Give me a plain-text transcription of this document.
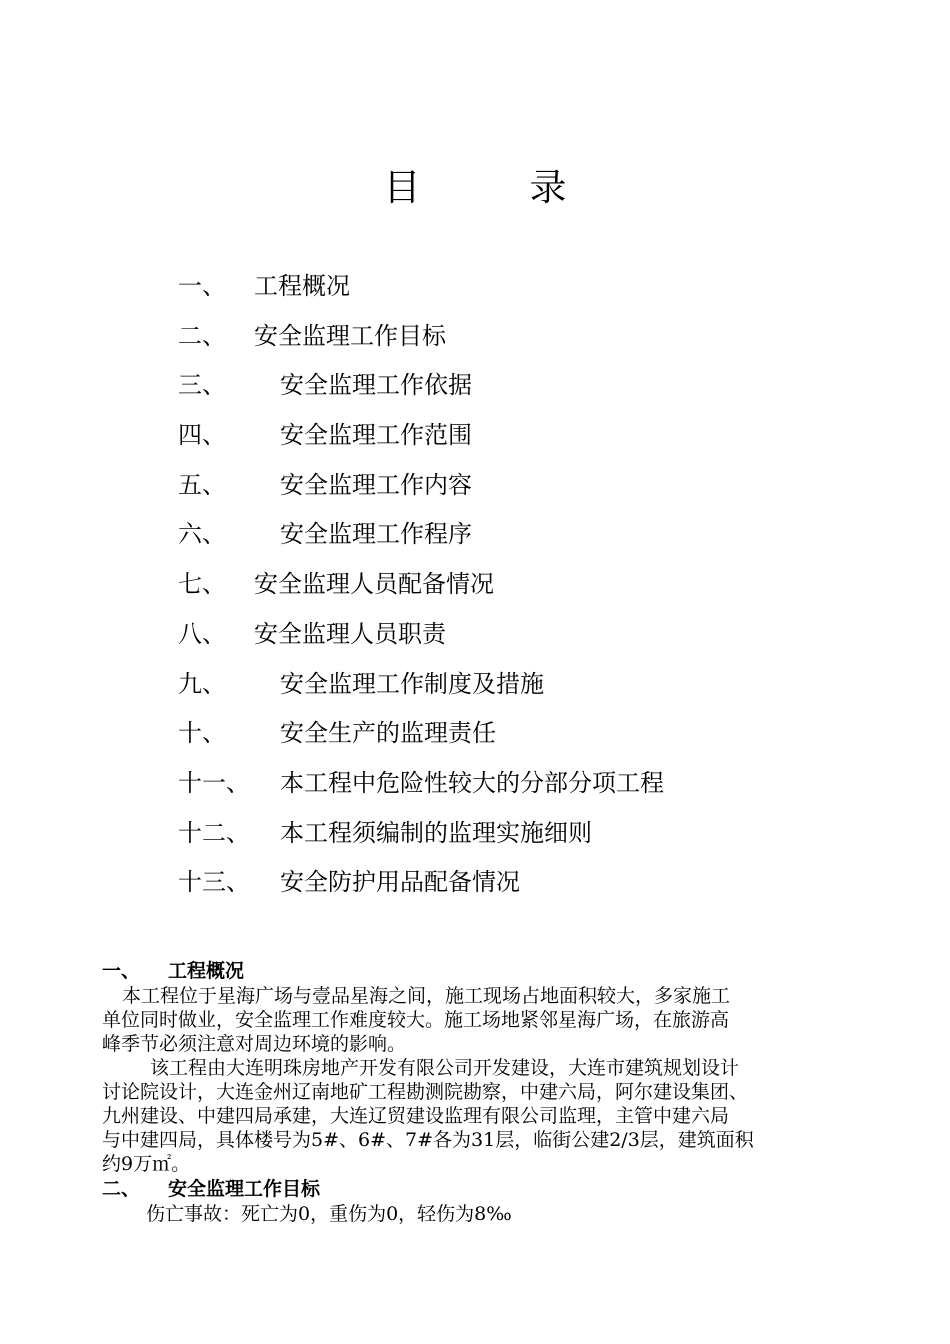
目　录
一、 工程概况
二、 安全监理工作目标
三、 安全监理工作依据
四、 安全监理工作范围
五、 安全监理工作内容
六、 安全监理工作程序
七、 安全监理人员配备情况
八、 安全监理人员职责
九、 安全监理工作制度及措施
十、 安全生产的监理责任
十一、 本工程中危险性较大的分部分项工程
十二、 本工程须编制的监理实施细则
十三、 安全防护用品配备情况
一、 工程概况

本工程位于星海广场与壹品星海之间，施工现场占地面积较大，多家施工
单位同时做业，安全监理工作难度较大。施工场地紧邻星海广场，在旅游高
峰季节必须注意对周边环境的影响。

该工程由大连明珠房地产开发有限公司开发建设，大连市建筑规划设计
讨论院设计，大连金州辽南地矿工程勘测院勘察，中建六局，阿尔建设集团、
九州建设、中建四局承建，大连辽贸建设监理有限公司监理，主管中建六局
与中建四局，具体楼号为5#、6#、7#各为31层，临街公建2/3层，建筑面积
约9万㎡。

二、 安全监理工作目标

伤亡事故：死亡为0，重伤为0，轻伤为8‰
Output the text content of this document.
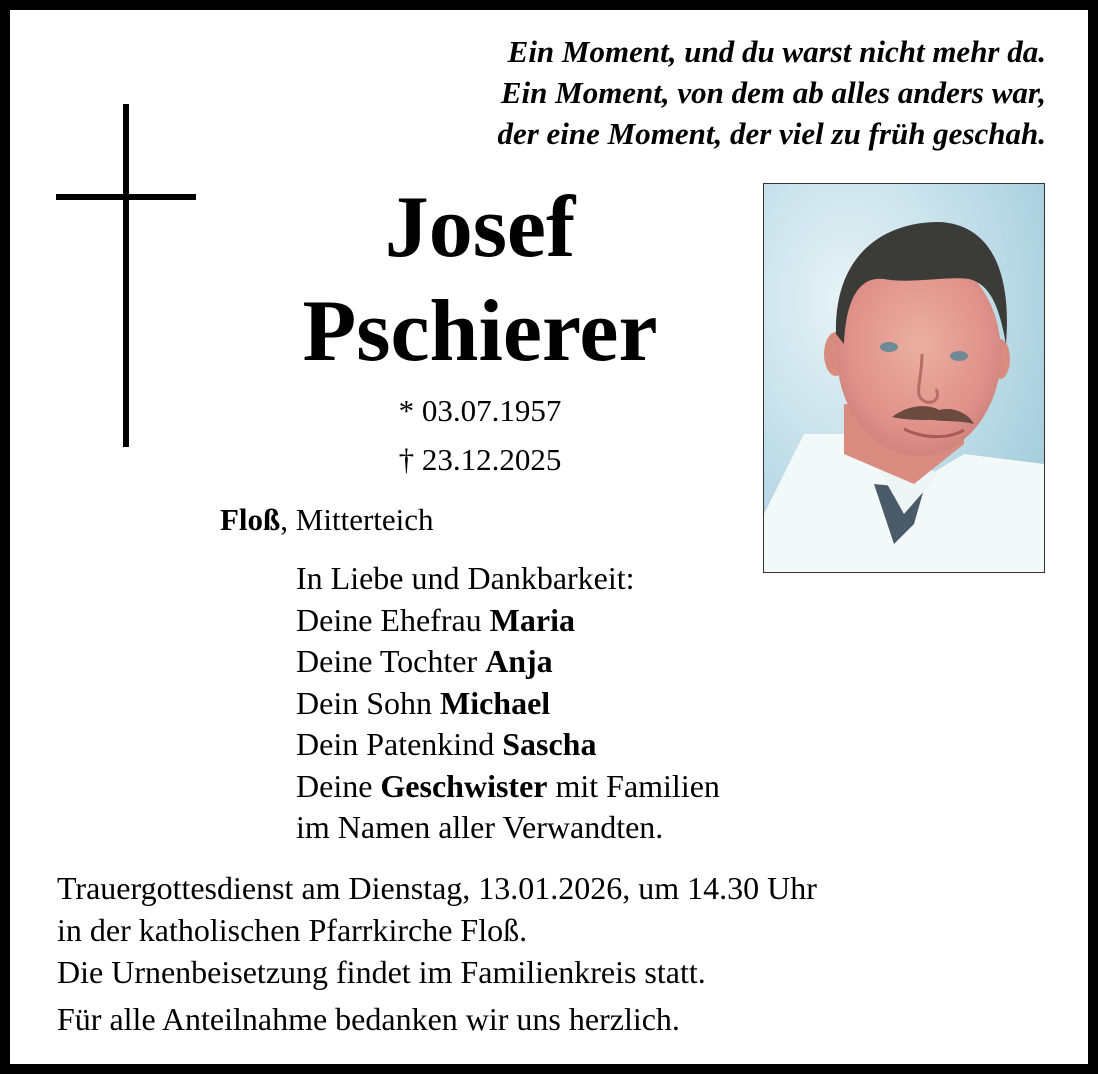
Ein Moment, und du warst nicht mehr da.
Ein Moment, von dem ab alles anders war,
der eine Moment, der viel zu früh geschah.
Josef
Pschierer
* 03.07.1957
† 23.12.2025
Floß, Mitterteich
In Liebe und Dankbarkeit:
Deine Ehefrau Maria
Deine Tochter Anja
Dein Sohn Michael
Dein Patenkind Sascha
Deine Geschwister mit Familien
im Namen aller Verwandten.
Trauergottesdienst am Dienstag, 13.01.2026, um 14.30 Uhr
in der katholischen Pfarrkirche Floß.
Die Urnenbeisetzung findet im Familienkreis statt.
Für alle Anteilnahme bedanken wir uns herzlich.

- _Set problem_
From start to finish, output the listing exactly, but omit its pictures.

- _Complete output_
Give me a plain-text transcription of this document.
目　录
一、 工程概况
二、 安全监理工作目标
三、 安全监理工作依据
四、 安全监理工作范围
五、 安全监理工作内容
六、 安全监理工作程序
七、 安全监理人员配备情况
八、 安全监理人员职责
九、 安全监理工作制度及措施
十、 安全生产的监理责任
十一、 本工程中危险性较大的分部分项工程
十二、 本工程须编制的监理实施细则
十三、 安全防护用品配备情况
一、 工程概况

本工程位于星海广场与壹品星海之间，施工现场占地面积较大，多家施工
单位同时做业，安全监理工作难度较大。施工场地紧邻星海广场，在旅游高
峰季节必须注意对周边环境的影响。

该工程由大连明珠房地产开发有限公司开发建设，大连市建筑规划设计
讨论院设计，大连金州辽南地矿工程勘测院勘察，中建六局，阿尔建设集团、
九州建设、中建四局承建，大连辽贸建设监理有限公司监理，主管中建六局
与中建四局，具体楼号为5#、6#、7#各为31层，临街公建2/3层，建筑面积
约9万㎡。

二、 安全监理工作目标

伤亡事故：死亡为0，重伤为0，轻伤为8‰
Output the text content of this document.
Ein Moment, und du warst nicht mehr da.
Ein Moment, von dem ab alles anders war,
der eine Moment, der viel zu früh geschah.
Josef
Pschierer
* 03.07.1957
† 23.12.2025
Floß, Mitterteich
In Liebe und Dankbarkeit:
Deine Ehefrau Maria
Deine Tochter Anja
Dein Sohn Michael
Dein Patenkind Sascha
Deine Geschwister mit Familien
im Namen aller Verwandten.
Trauergottesdienst am Dienstag, 13.01.2026, um 14.30 Uhr
in der katholischen Pfarrkirche Floß.
Die Urnenbeisetzung findet im Familienkreis statt.
Für alle Anteilnahme bedanken wir uns herzlich.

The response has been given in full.